Write out the entries below once more, exactly.

Figure collection entries
-----
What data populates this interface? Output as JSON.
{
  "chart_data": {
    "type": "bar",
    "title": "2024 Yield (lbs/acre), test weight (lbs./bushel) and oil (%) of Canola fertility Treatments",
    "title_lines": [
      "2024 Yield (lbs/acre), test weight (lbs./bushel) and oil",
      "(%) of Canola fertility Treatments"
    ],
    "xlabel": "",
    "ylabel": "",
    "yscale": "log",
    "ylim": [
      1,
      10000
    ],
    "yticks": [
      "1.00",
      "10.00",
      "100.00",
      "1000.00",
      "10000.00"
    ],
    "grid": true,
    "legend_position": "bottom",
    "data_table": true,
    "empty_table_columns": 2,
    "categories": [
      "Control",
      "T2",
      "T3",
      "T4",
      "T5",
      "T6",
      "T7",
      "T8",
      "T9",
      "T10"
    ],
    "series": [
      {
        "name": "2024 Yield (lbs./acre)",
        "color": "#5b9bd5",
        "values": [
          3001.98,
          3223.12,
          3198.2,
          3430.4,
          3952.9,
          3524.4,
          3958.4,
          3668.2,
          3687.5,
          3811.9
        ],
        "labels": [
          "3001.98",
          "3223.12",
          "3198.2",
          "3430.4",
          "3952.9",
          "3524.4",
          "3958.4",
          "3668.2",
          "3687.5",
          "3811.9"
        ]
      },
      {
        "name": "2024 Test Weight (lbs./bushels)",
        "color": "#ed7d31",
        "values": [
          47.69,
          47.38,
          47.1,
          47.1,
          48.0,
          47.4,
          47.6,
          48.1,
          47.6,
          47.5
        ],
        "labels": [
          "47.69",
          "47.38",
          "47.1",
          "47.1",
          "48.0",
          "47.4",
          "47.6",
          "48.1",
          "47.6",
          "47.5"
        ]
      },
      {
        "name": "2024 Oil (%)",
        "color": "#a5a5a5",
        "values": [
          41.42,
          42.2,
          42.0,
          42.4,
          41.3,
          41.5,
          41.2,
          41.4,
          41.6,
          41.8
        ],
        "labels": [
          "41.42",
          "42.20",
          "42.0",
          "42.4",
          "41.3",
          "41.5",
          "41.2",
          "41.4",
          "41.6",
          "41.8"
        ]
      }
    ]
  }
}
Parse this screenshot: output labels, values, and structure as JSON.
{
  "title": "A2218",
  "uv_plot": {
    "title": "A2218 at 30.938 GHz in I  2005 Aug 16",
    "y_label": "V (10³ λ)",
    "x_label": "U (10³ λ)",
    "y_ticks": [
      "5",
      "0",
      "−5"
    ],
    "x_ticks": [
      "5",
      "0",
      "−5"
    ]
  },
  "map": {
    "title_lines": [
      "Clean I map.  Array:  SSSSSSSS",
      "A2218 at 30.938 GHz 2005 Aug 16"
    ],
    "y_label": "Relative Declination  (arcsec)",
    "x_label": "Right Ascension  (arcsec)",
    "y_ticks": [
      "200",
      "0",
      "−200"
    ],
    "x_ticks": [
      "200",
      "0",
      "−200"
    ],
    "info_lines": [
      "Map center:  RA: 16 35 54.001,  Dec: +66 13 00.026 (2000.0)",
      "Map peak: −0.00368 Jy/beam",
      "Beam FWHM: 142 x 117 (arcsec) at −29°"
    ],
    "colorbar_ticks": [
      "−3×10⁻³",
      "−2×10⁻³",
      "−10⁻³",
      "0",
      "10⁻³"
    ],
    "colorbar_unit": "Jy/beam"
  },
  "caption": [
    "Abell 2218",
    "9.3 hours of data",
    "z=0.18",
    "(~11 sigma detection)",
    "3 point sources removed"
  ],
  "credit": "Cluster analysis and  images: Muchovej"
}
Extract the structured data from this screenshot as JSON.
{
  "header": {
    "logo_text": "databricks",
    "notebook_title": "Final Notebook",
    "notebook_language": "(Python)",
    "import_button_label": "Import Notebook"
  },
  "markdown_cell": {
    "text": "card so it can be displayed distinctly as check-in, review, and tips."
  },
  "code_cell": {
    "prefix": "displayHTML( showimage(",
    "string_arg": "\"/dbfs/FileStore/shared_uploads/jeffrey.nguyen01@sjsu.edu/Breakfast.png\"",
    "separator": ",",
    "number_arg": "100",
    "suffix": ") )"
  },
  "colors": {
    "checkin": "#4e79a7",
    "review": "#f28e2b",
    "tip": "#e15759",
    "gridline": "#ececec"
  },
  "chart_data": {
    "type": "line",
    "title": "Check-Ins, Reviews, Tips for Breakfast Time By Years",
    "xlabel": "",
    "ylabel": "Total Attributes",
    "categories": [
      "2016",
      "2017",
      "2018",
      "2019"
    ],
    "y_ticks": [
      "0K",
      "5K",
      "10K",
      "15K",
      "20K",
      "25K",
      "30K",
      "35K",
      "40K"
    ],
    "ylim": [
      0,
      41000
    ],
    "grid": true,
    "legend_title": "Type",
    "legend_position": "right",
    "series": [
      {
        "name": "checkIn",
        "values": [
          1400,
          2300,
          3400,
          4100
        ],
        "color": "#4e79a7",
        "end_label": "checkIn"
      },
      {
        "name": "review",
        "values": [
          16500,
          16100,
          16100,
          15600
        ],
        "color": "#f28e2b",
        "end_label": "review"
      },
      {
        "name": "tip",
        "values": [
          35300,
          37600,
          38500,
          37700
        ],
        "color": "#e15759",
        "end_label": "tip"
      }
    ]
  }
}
-----
Reply ▸
What data populates this interface? Output as JSON.
{
  "chart_data": {
    "type": "bar",
    "title": "2024 Yield (lbs/acre), test weight (lbs./bushel) and oil (%) of Canola fertility Treatments",
    "title_lines": [
      "2024 Yield (lbs/acre), test weight (lbs./bushel) and oil",
      "(%) of Canola fertility Treatments"
    ],
    "xlabel": "",
    "ylabel": "",
    "yscale": "log",
    "ylim": [
      1,
      10000
    ],
    "yticks": [
      "1.00",
      "10.00",
      "100.00",
      "1000.00",
      "10000.00"
    ],
    "grid": true,
    "legend_position": "bottom",
    "data_table": true,
    "empty_table_columns": 2,
    "categories": [
      "Control",
      "T2",
      "T3",
      "T4",
      "T5",
      "T6",
      "T7",
      "T8",
      "T9",
      "T10"
    ],
    "series": [
      {
        "name": "2024 Yield (lbs./acre)",
        "color": "#5b9bd5",
        "values": [
          3001.98,
          3223.12,
          3198.2,
          3430.4,
          3952.9,
          3524.4,
          3958.4,
          3668.2,
          3687.5,
          3811.9
        ],
        "labels": [
          "3001.98",
          "3223.12",
          "3198.2",
          "3430.4",
          "3952.9",
          "3524.4",
          "3958.4",
          "3668.2",
          "3687.5",
          "3811.9"
        ]
      },
      {
        "name": "2024 Test Weight (lbs./bushels)",
        "color": "#ed7d31",
        "values": [
          47.69,
          47.38,
          47.1,
          47.1,
          48.0,
          47.4,
          47.6,
          48.1,
          47.6,
          47.5
        ],
        "labels": [
          "47.69",
          "47.38",
          "47.1",
          "47.1",
          "48.0",
          "47.4",
          "47.6",
          "48.1",
          "47.6",
          "47.5"
        ]
      },
      {
        "name": "2024 Oil (%)",
        "color": "#a5a5a5",
        "values": [
          41.42,
          42.2,
          42.0,
          42.4,
          41.3,
          41.5,
          41.2,
          41.4,
          41.6,
          41.8
        ],
        "labels": [
          "41.42",
          "42.20",
          "42.0",
          "42.4",
          "41.3",
          "41.5",
          "41.2",
          "41.4",
          "41.6",
          "41.8"
        ]
      }
    ]
  }
}
Parse this screenshot: output labels, values, and structure as JSON.
{
  "title": "A2218",
  "uv_plot": {
    "title": "A2218 at 30.938 GHz in I  2005 Aug 16",
    "y_label": "V (10³ λ)",
    "x_label": "U (10³ λ)",
    "y_ticks": [
      "5",
      "0",
      "−5"
    ],
    "x_ticks": [
      "5",
      "0",
      "−5"
    ]
  },
  "map": {
    "title_lines": [
      "Clean I map.  Array:  SSSSSSSS",
      "A2218 at 30.938 GHz 2005 Aug 16"
    ],
    "y_label": "Relative Declination  (arcsec)",
    "x_label": "Right Ascension  (arcsec)",
    "y_ticks": [
      "200",
      "0",
      "−200"
    ],
    "x_ticks": [
      "200",
      "0",
      "−200"
    ],
    "info_lines": [
      "Map center:  RA: 16 35 54.001,  Dec: +66 13 00.026 (2000.0)",
      "Map peak: −0.00368 Jy/beam",
      "Beam FWHM: 142 x 117 (arcsec) at −29°"
    ],
    "colorbar_ticks": [
      "−3×10⁻³",
      "−2×10⁻³",
      "−10⁻³",
      "0",
      "10⁻³"
    ],
    "colorbar_unit": "Jy/beam"
  },
  "caption": [
    "Abell 2218",
    "9.3 hours of data",
    "z=0.18",
    "(~11 sigma detection)",
    "3 point sources removed"
  ],
  "credit": "Cluster analysis and  images: Muchovej"
}
Extract the structured data from this screenshot as JSON.
{
  "header": {
    "logo_text": "databricks",
    "notebook_title": "Final Notebook",
    "notebook_language": "(Python)",
    "import_button_label": "Import Notebook"
  },
  "markdown_cell": {
    "text": "card so it can be displayed distinctly as check-in, review, and tips."
  },
  "code_cell": {
    "prefix": "displayHTML( showimage(",
    "string_arg": "\"/dbfs/FileStore/shared_uploads/jeffrey.nguyen01@sjsu.edu/Breakfast.png\"",
    "separator": ",",
    "number_arg": "100",
    "suffix": ") )"
  },
  "colors": {
    "checkin": "#4e79a7",
    "review": "#f28e2b",
    "tip": "#e15759",
    "gridline": "#ececec"
  },
  "chart_data": {
    "type": "line",
    "title": "Check-Ins, Reviews, Tips for Breakfast Time By Years",
    "xlabel": "",
    "ylabel": "Total Attributes",
    "categories": [
      "2016",
      "2017",
      "2018",
      "2019"
    ],
    "y_ticks": [
      "0K",
      "5K",
      "10K",
      "15K",
      "20K",
      "25K",
      "30K",
      "35K",
      "40K"
    ],
    "ylim": [
      0,
      41000
    ],
    "grid": true,
    "legend_title": "Type",
    "legend_position": "right",
    "series": [
      {
        "name": "checkIn",
        "values": [
          1400,
          2300,
          3400,
          4100
        ],
        "color": "#4e79a7",
        "end_label": "checkIn"
      },
      {
        "name": "review",
        "values": [
          16500,
          16100,
          16100,
          15600
        ],
        "color": "#f28e2b",
        "end_label": "review"
      },
      {
        "name": "tip",
        "values": [
          35300,
          37600,
          38500,
          37700
        ],
        "color": "#e15759",
        "end_label": "tip"
      }
    ]
  }
}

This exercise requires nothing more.